• INSTRUCTION:
Could you print all the entries exactly?
_ _ _ _
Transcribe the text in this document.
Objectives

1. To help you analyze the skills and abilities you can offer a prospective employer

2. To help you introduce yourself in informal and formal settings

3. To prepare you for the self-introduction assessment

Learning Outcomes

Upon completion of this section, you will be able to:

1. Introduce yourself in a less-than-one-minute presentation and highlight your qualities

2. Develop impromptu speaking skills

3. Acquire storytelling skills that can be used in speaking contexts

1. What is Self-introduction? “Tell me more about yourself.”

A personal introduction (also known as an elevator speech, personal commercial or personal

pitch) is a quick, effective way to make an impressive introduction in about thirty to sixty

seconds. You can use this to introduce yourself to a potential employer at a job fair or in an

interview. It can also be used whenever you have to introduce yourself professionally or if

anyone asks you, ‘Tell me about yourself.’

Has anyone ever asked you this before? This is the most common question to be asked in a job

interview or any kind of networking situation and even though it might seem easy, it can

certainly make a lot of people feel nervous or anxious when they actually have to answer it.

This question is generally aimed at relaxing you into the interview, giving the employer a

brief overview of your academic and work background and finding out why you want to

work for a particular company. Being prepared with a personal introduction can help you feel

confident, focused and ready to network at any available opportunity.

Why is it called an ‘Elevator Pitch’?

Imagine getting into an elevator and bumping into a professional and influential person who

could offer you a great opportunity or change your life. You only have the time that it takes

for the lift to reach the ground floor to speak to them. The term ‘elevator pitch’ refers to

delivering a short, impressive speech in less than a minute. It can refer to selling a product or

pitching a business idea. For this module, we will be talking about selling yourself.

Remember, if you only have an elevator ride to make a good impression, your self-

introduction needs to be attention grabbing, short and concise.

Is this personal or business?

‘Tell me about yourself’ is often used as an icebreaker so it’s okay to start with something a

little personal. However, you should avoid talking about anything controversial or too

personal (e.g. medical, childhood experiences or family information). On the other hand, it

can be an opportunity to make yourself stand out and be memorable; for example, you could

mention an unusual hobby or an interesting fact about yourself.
_ _ _ _
• THE SOLUTION:
Transcribe the text in this document.
Objectives

1. To help you analyze the skills and abilities you can offer a prospective employer

2. To help you introduce yourself in informal and formal settings

3. To prepare you for the self-introduction assessment

Learning Outcomes

Upon completion of this section, you will be able to:

1. Introduce yourself in a less-than-one-minute presentation and highlight your qualities

2. Develop impromptu speaking skills

3. Acquire storytelling skills that can be used in speaking contexts

1. What is Self-introduction? “Tell me more about yourself.”

A personal introduction (also known as an elevator speech, personal commercial or personal

pitch) is a quick, effective way to make an impressive introduction in about thirty to sixty

seconds. You can use this to introduce yourself to a potential employer at a job fair or in an

interview. It can also be used whenever you have to introduce yourself professionally or if

anyone asks you, ‘Tell me about yourself.’

Has anyone ever asked you this before? This is the most common question to be asked in a job

interview or any kind of networking situation and even though it might seem easy, it can

certainly make a lot of people feel nervous or anxious when they actually have to answer it.

This question is generally aimed at relaxing you into the interview, giving the employer a

brief overview of your academic and work background and finding out why you want to

work for a particular company. Being prepared with a personal introduction can help you feel

confident, focused and ready to network at any available opportunity.

Why is it called an ‘Elevator Pitch’?

Imagine getting into an elevator and bumping into a professional and influential person who

could offer you a great opportunity or change your life. You only have the time that it takes

for the lift to reach the ground floor to speak to them. The term ‘elevator pitch’ refers to

delivering a short, impressive speech in less than a minute. It can refer to selling a product or

pitching a business idea. For this module, we will be talking about selling yourself.

Remember, if you only have an elevator ride to make a good impression, your self-

introduction needs to be attention grabbing, short and concise.

Is this personal or business?

‘Tell me about yourself’ is often used as an icebreaker so it’s okay to start with something a

little personal. However, you should avoid talking about anything controversial or too

personal (e.g. medical, childhood experiences or family information). On the other hand, it

can be an opportunity to make yourself stand out and be memorable; for example, you could

mention an unusual hobby or an interesting fact about yourself.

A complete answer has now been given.